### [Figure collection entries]

:::::

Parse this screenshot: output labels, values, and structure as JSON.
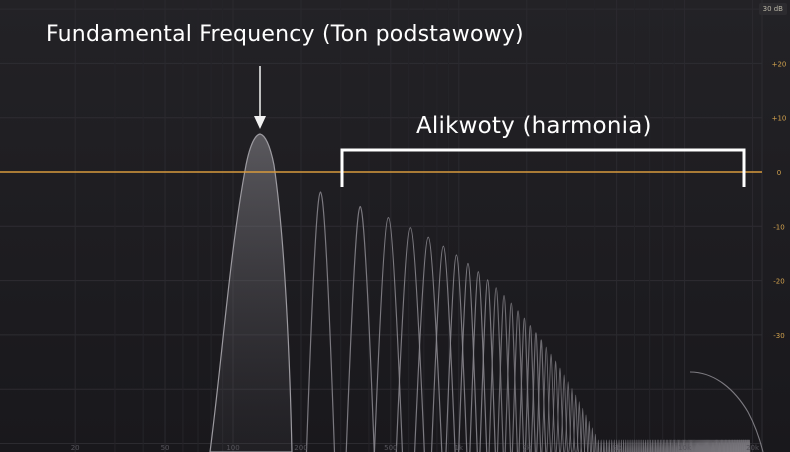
{
  "analyzer": {
    "range_label": "30 dB",
    "db_labels": [
      "+20",
      "+10",
      "0",
      "-10",
      "-20",
      "-30"
    ],
    "freq_labels": [
      "20",
      "50",
      "100",
      "200",
      "500",
      "1k",
      "2k",
      "5k",
      "10k",
      "20k"
    ],
    "zero_line_color": "#d79a3c",
    "db_label_color": "#d2a24e",
    "freq_label_color": "#55535a"
  },
  "annotations": {
    "fundamental": "Fundamental Frequency (Ton podstawowy)",
    "harmonics": "Alikwoty (harmonia)"
  }
}
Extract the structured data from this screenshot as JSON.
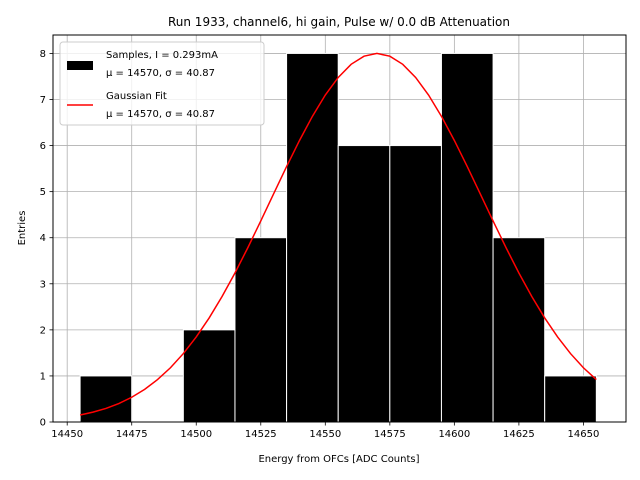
{
  "chart_data": {
    "type": "bar",
    "title": "Run 1933, channel6, hi gain, Pulse w/ 0.0 dB Attenuation",
    "xlabel": "Energy from OFCs [ADC Counts]",
    "ylabel": "Entries",
    "xlim": [
      14444.5,
      14666.5
    ],
    "ylim": [
      0,
      8.4
    ],
    "grid": true,
    "xticks": [
      14450,
      14475,
      14500,
      14525,
      14550,
      14575,
      14600,
      14625,
      14650
    ],
    "yticks": [
      0,
      1,
      2,
      3,
      4,
      5,
      6,
      7,
      8
    ],
    "histogram": {
      "name": "Samples, I = 0.293mA",
      "stats": "μ = 14570, σ = 40.87",
      "bin_edges": [
        14455,
        14475,
        14495,
        14515,
        14535,
        14555,
        14575,
        14595,
        14615,
        14635,
        14655
      ],
      "counts": [
        1,
        0,
        2,
        4,
        8,
        6,
        6,
        8,
        4,
        1
      ],
      "color": "#000000",
      "edge_color": "#ffffff"
    },
    "fit": {
      "name": "Gaussian Fit",
      "stats": "μ = 14570, σ = 40.87",
      "mean": 14570,
      "sigma": 40.87,
      "amplitude": 8,
      "x_range": [
        14455,
        14655
      ],
      "color": "#ff0000"
    },
    "legend": {
      "position": "upper-left",
      "items": [
        {
          "label": "Samples, I = 0.293mA",
          "stats": "μ = 14570, σ = 40.87",
          "kind": "patch",
          "color": "#000000"
        },
        {
          "label": "Gaussian Fit",
          "stats": "μ = 14570, σ = 40.87",
          "kind": "line",
          "color": "#ff0000"
        }
      ]
    }
  }
}
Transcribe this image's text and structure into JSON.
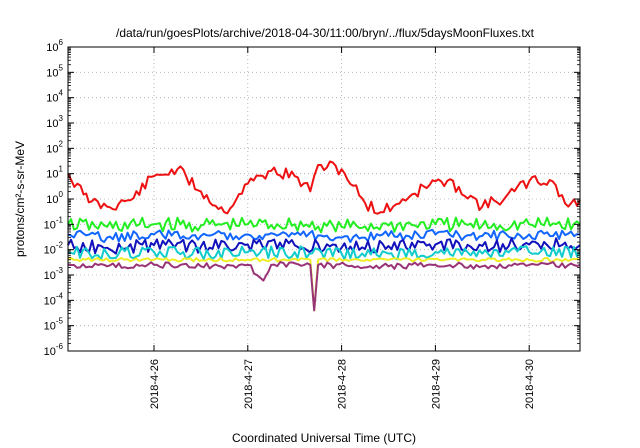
{
  "chart_data": {
    "type": "line",
    "title": "/data/run/goesPlots/archive/2018-04-30/11:00/bryn/../flux/5daysMoonFluxes.txt",
    "xlabel": "Coordinated Universal Time (UTC)",
    "ylabel": "protons/cm²-s-sr-MeV",
    "y_scale": "log",
    "ylim_exponent": [
      -6,
      6
    ],
    "y_ticks": [
      {
        "base": "10",
        "exp": "-6",
        "value": -6
      },
      {
        "base": "10",
        "exp": "-5",
        "value": -5
      },
      {
        "base": "10",
        "exp": "-4",
        "value": -4
      },
      {
        "base": "10",
        "exp": "-3",
        "value": -3
      },
      {
        "base": "10",
        "exp": "-2",
        "value": -2
      },
      {
        "base": "10",
        "exp": "-1",
        "value": -1
      },
      {
        "base": "10",
        "exp": "0",
        "value": 0
      },
      {
        "base": "10",
        "exp": "1",
        "value": 1
      },
      {
        "base": "10",
        "exp": "2",
        "value": 2
      },
      {
        "base": "10",
        "exp": "3",
        "value": 3
      },
      {
        "base": "10",
        "exp": "4",
        "value": 4
      },
      {
        "base": "10",
        "exp": "5",
        "value": 5
      },
      {
        "base": "10",
        "exp": "6",
        "value": 6
      }
    ],
    "xlim": [
      "2018-04-25 02:00",
      "2018-04-30 13:00"
    ],
    "x_ticks": [
      {
        "label": "2018-4-26",
        "value": "2018-04-26 00:00"
      },
      {
        "label": "2018-4-27",
        "value": "2018-04-27 00:00"
      },
      {
        "label": "2018-4-28",
        "value": "2018-04-28 00:00"
      },
      {
        "label": "2018-4-29",
        "value": "2018-04-29 00:00"
      },
      {
        "label": "2018-4-30",
        "value": "2018-04-30 00:00"
      }
    ],
    "grid": true,
    "series": [
      {
        "color": "#ee1111",
        "points": [
          [
            "2018-04-25 02:00",
            10
          ],
          [
            "2018-04-25 06:00",
            1.5
          ],
          [
            "2018-04-25 08:00",
            0.8
          ],
          [
            "2018-04-25 12:00",
            0.5
          ],
          [
            "2018-04-25 18:00",
            0.9
          ],
          [
            "2018-04-26 00:00",
            8
          ],
          [
            "2018-04-26 06:00",
            15
          ],
          [
            "2018-04-26 12:00",
            2
          ],
          [
            "2018-04-26 18:00",
            0.3
          ],
          [
            "2018-04-27 00:00",
            4
          ],
          [
            "2018-04-27 06:00",
            13
          ],
          [
            "2018-04-27 12:00",
            8
          ],
          [
            "2018-04-27 16:00",
            2
          ],
          [
            "2018-04-27 17:00",
            8
          ],
          [
            "2018-04-27 18:00",
            22
          ],
          [
            "2018-04-28 00:00",
            15
          ],
          [
            "2018-04-28 06:00",
            0.7
          ],
          [
            "2018-04-28 10:00",
            0.3
          ],
          [
            "2018-04-28 18:00",
            1.5
          ],
          [
            "2018-04-29 00:00",
            5
          ],
          [
            "2018-04-29 06:00",
            3
          ],
          [
            "2018-04-29 12:00",
            0.5
          ],
          [
            "2018-04-29 18:00",
            1.2
          ],
          [
            "2018-04-30 00:00",
            5
          ],
          [
            "2018-04-30 06:00",
            5
          ],
          [
            "2018-04-30 10:00",
            0.5
          ],
          [
            "2018-04-30 13:00",
            0.9
          ]
        ]
      },
      {
        "color": "#22ee22",
        "points": [
          [
            "2018-04-25 02:00",
            0.1
          ],
          [
            "2018-04-25 12:00",
            0.08
          ],
          [
            "2018-04-26 00:00",
            0.1
          ],
          [
            "2018-04-26 12:00",
            0.09
          ],
          [
            "2018-04-27 00:00",
            0.1
          ],
          [
            "2018-04-27 12:00",
            0.1
          ],
          [
            "2018-04-28 00:00",
            0.08
          ],
          [
            "2018-04-28 12:00",
            0.09
          ],
          [
            "2018-04-29 00:00",
            0.1
          ],
          [
            "2018-04-29 12:00",
            0.09
          ],
          [
            "2018-04-30 00:00",
            0.1
          ],
          [
            "2018-04-30 13:00",
            0.1
          ]
        ]
      },
      {
        "color": "#1166ff",
        "points": [
          [
            "2018-04-25 02:00",
            0.04
          ],
          [
            "2018-04-25 12:00",
            0.03
          ],
          [
            "2018-04-26 00:00",
            0.04
          ],
          [
            "2018-04-26 12:00",
            0.035
          ],
          [
            "2018-04-27 00:00",
            0.04
          ],
          [
            "2018-04-27 12:00",
            0.04
          ],
          [
            "2018-04-28 00:00",
            0.03
          ],
          [
            "2018-04-28 12:00",
            0.035
          ],
          [
            "2018-04-29 00:00",
            0.04
          ],
          [
            "2018-04-29 12:00",
            0.035
          ],
          [
            "2018-04-30 00:00",
            0.04
          ],
          [
            "2018-04-30 13:00",
            0.04
          ]
        ]
      },
      {
        "color": "#1111bb",
        "points": [
          [
            "2018-04-25 02:00",
            0.015
          ],
          [
            "2018-04-25 12:00",
            0.012
          ],
          [
            "2018-04-26 00:00",
            0.015
          ],
          [
            "2018-04-26 12:00",
            0.013
          ],
          [
            "2018-04-27 00:00",
            0.016
          ],
          [
            "2018-04-27 12:00",
            0.015
          ],
          [
            "2018-04-28 00:00",
            0.012
          ],
          [
            "2018-04-28 12:00",
            0.014
          ],
          [
            "2018-04-29 00:00",
            0.016
          ],
          [
            "2018-04-29 12:00",
            0.014
          ],
          [
            "2018-04-30 00:00",
            0.016
          ],
          [
            "2018-04-30 13:00",
            0.015
          ]
        ]
      },
      {
        "color": "#11cccc",
        "points": [
          [
            "2018-04-25 02:00",
            0.008
          ],
          [
            "2018-04-25 12:00",
            0.007
          ],
          [
            "2018-04-26 00:00",
            0.008
          ],
          [
            "2018-04-26 12:00",
            0.007
          ],
          [
            "2018-04-27 00:00",
            0.008
          ],
          [
            "2018-04-27 12:00",
            0.008
          ],
          [
            "2018-04-28 00:00",
            0.007
          ],
          [
            "2018-04-28 12:00",
            0.007
          ],
          [
            "2018-04-29 00:00",
            0.008
          ],
          [
            "2018-04-29 12:00",
            0.007
          ],
          [
            "2018-04-30 00:00",
            0.008
          ],
          [
            "2018-04-30 13:00",
            0.008
          ]
        ]
      },
      {
        "color": "#eeee22",
        "points": [
          [
            "2018-04-25 02:00",
            0.004
          ],
          [
            "2018-04-26 00:00",
            0.004
          ],
          [
            "2018-04-27 00:00",
            0.004
          ],
          [
            "2018-04-27 16:00",
            0.004
          ],
          [
            "2018-04-27 17:00",
            4e-05
          ],
          [
            "2018-04-27 18:00",
            0.004
          ],
          [
            "2018-04-28 12:00",
            0.004
          ],
          [
            "2018-04-29 12:00",
            0.004
          ],
          [
            "2018-04-30 13:00",
            0.004
          ]
        ]
      },
      {
        "color": "#993377",
        "points": [
          [
            "2018-04-25 02:00",
            0.0025
          ],
          [
            "2018-04-25 12:00",
            0.0022
          ],
          [
            "2018-04-26 00:00",
            0.0025
          ],
          [
            "2018-04-26 12:00",
            0.0022
          ],
          [
            "2018-04-27 00:00",
            0.0025
          ],
          [
            "2018-04-27 04:00",
            0.0006
          ],
          [
            "2018-04-27 06:00",
            0.0025
          ],
          [
            "2018-04-27 16:00",
            0.0025
          ],
          [
            "2018-04-27 17:00",
            4e-05
          ],
          [
            "2018-04-27 18:00",
            0.0025
          ],
          [
            "2018-04-28 12:00",
            0.0022
          ],
          [
            "2018-04-29 00:00",
            0.0025
          ],
          [
            "2018-04-29 12:00",
            0.0022
          ],
          [
            "2018-04-30 00:00",
            0.0025
          ],
          [
            "2018-04-30 13:00",
            0.0025
          ]
        ]
      }
    ]
  }
}
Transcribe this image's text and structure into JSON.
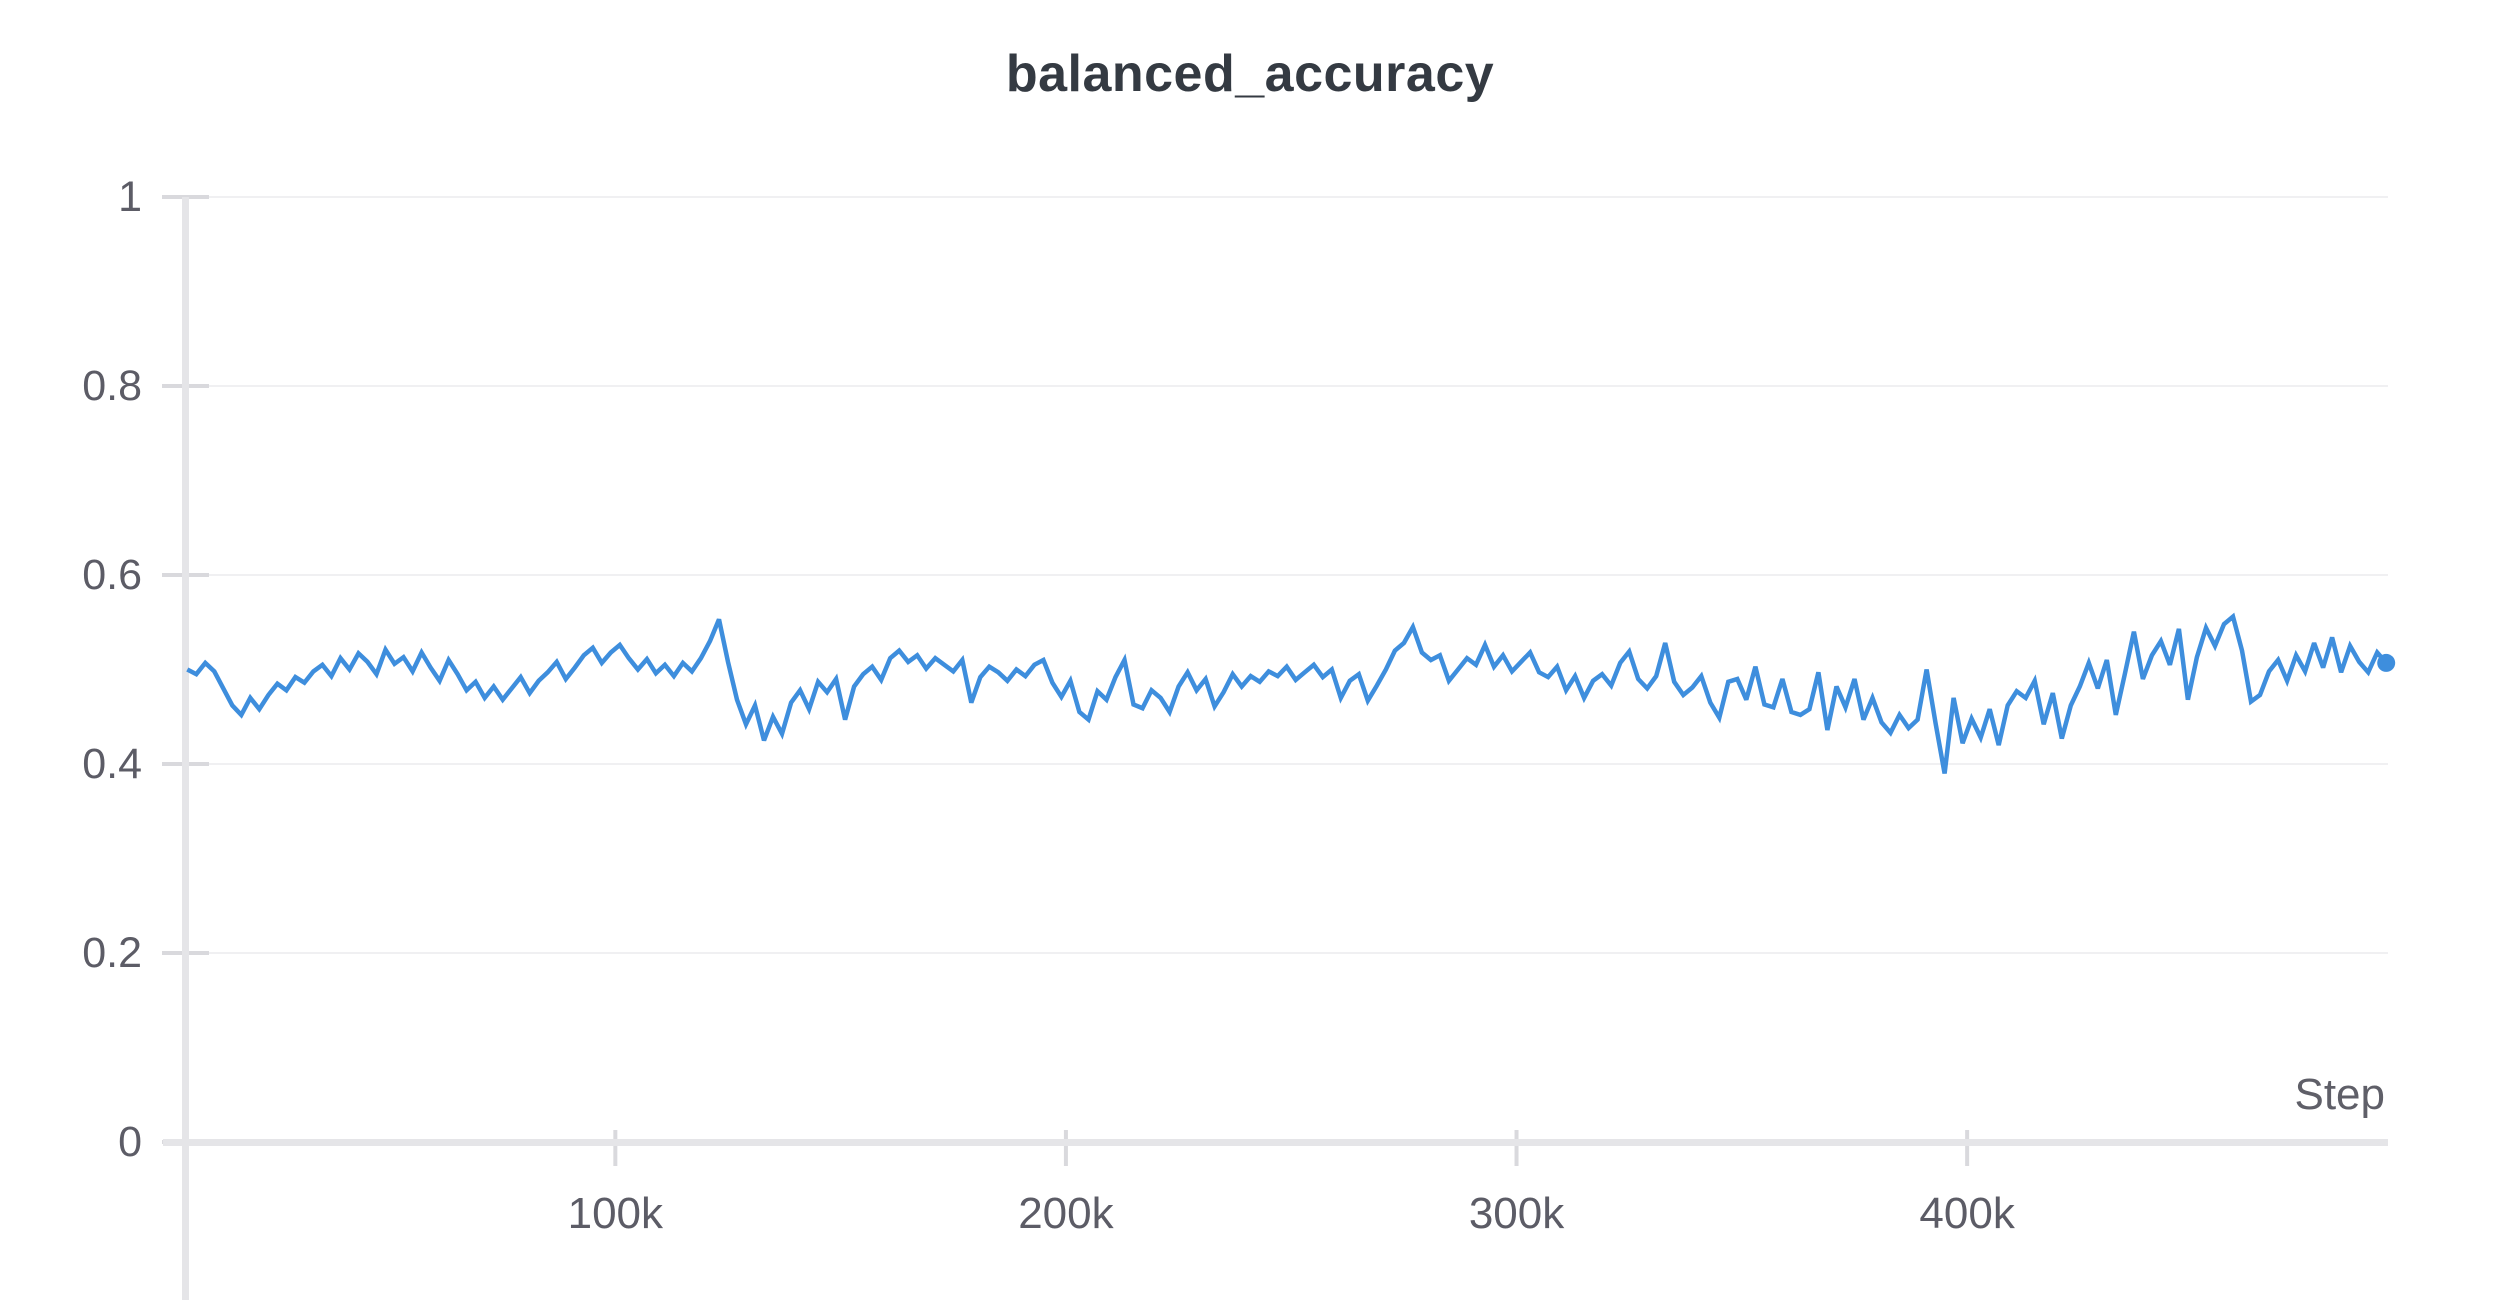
{
  "page": {
    "background": "#ffffff"
  },
  "chart_data": {
    "type": "line",
    "title": "balanced_accuracy",
    "xlabel": "Step",
    "ylabel": "",
    "ylim": [
      0,
      1
    ],
    "xlim": [
      4500,
      493400
    ],
    "grid": "horizontal",
    "legend": "none",
    "end_marker": "dot",
    "colors": {
      "line": "#3e8edd",
      "gridline": "#f0f0f2",
      "axis": "#e5e5e8",
      "tick": "#d9d9dd",
      "title_text": "#343a42",
      "label_text": "#5c5c66"
    },
    "y_ticks": [
      {
        "label": "0",
        "value": 0
      },
      {
        "label": "0.2",
        "value": 0.2
      },
      {
        "label": "0.4",
        "value": 0.4
      },
      {
        "label": "0.6",
        "value": 0.6
      },
      {
        "label": "0.8",
        "value": 0.8
      },
      {
        "label": "1",
        "value": 1
      }
    ],
    "x_ticks": [
      {
        "label": "100k",
        "value": 100000
      },
      {
        "label": "200k",
        "value": 200000
      },
      {
        "label": "300k",
        "value": 300000
      },
      {
        "label": "400k",
        "value": 400000
      }
    ],
    "x_start": 5000,
    "x_step": 2000,
    "series": [
      {
        "name": "balanced_accuracy",
        "color": "#3e8edd",
        "values": [
          0.5,
          0.495,
          0.507,
          0.498,
          0.48,
          0.462,
          0.452,
          0.47,
          0.458,
          0.473,
          0.485,
          0.478,
          0.492,
          0.486,
          0.498,
          0.505,
          0.493,
          0.512,
          0.5,
          0.517,
          0.508,
          0.495,
          0.521,
          0.506,
          0.513,
          0.498,
          0.518,
          0.502,
          0.488,
          0.51,
          0.495,
          0.478,
          0.487,
          0.47,
          0.482,
          0.468,
          0.48,
          0.492,
          0.475,
          0.488,
          0.497,
          0.508,
          0.49,
          0.502,
          0.515,
          0.523,
          0.507,
          0.518,
          0.526,
          0.512,
          0.5,
          0.511,
          0.496,
          0.505,
          0.493,
          0.507,
          0.498,
          0.512,
          0.53,
          0.553,
          0.508,
          0.468,
          0.442,
          0.462,
          0.425,
          0.45,
          0.432,
          0.465,
          0.478,
          0.458,
          0.487,
          0.476,
          0.49,
          0.447,
          0.482,
          0.495,
          0.503,
          0.489,
          0.512,
          0.52,
          0.508,
          0.515,
          0.501,
          0.512,
          0.505,
          0.498,
          0.51,
          0.465,
          0.492,
          0.503,
          0.497,
          0.488,
          0.5,
          0.493,
          0.505,
          0.51,
          0.486,
          0.471,
          0.488,
          0.455,
          0.447,
          0.477,
          0.468,
          0.492,
          0.51,
          0.463,
          0.459,
          0.478,
          0.47,
          0.455,
          0.482,
          0.497,
          0.478,
          0.49,
          0.461,
          0.476,
          0.495,
          0.482,
          0.493,
          0.487,
          0.498,
          0.493,
          0.503,
          0.489,
          0.497,
          0.505,
          0.492,
          0.5,
          0.47,
          0.488,
          0.495,
          0.467,
          0.483,
          0.5,
          0.52,
          0.528,
          0.545,
          0.518,
          0.51,
          0.515,
          0.488,
          0.5,
          0.512,
          0.505,
          0.526,
          0.503,
          0.515,
          0.498,
          0.508,
          0.518,
          0.497,
          0.492,
          0.503,
          0.478,
          0.493,
          0.47,
          0.488,
          0.495,
          0.483,
          0.507,
          0.519,
          0.49,
          0.48,
          0.493,
          0.528,
          0.487,
          0.473,
          0.481,
          0.493,
          0.465,
          0.449,
          0.487,
          0.49,
          0.468,
          0.503,
          0.463,
          0.46,
          0.49,
          0.455,
          0.452,
          0.458,
          0.497,
          0.436,
          0.482,
          0.46,
          0.49,
          0.447,
          0.47,
          0.444,
          0.433,
          0.452,
          0.438,
          0.447,
          0.5,
          0.443,
          0.39,
          0.47,
          0.422,
          0.448,
          0.428,
          0.458,
          0.42,
          0.462,
          0.477,
          0.47,
          0.488,
          0.442,
          0.475,
          0.427,
          0.462,
          0.482,
          0.507,
          0.48,
          0.51,
          0.452,
          0.495,
          0.54,
          0.49,
          0.515,
          0.53,
          0.505,
          0.543,
          0.468,
          0.513,
          0.544,
          0.525,
          0.548,
          0.556,
          0.52,
          0.466,
          0.473,
          0.498,
          0.51,
          0.488,
          0.515,
          0.498,
          0.528,
          0.502,
          0.534,
          0.497,
          0.525,
          0.508,
          0.497,
          0.518,
          0.507
        ]
      }
    ]
  }
}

:::::

### [WHAT THE EXERCISE ASKS]
Of the lines above, how many include the word "from"? Reply with the number alone.

### [EXERCISE RESULT]
2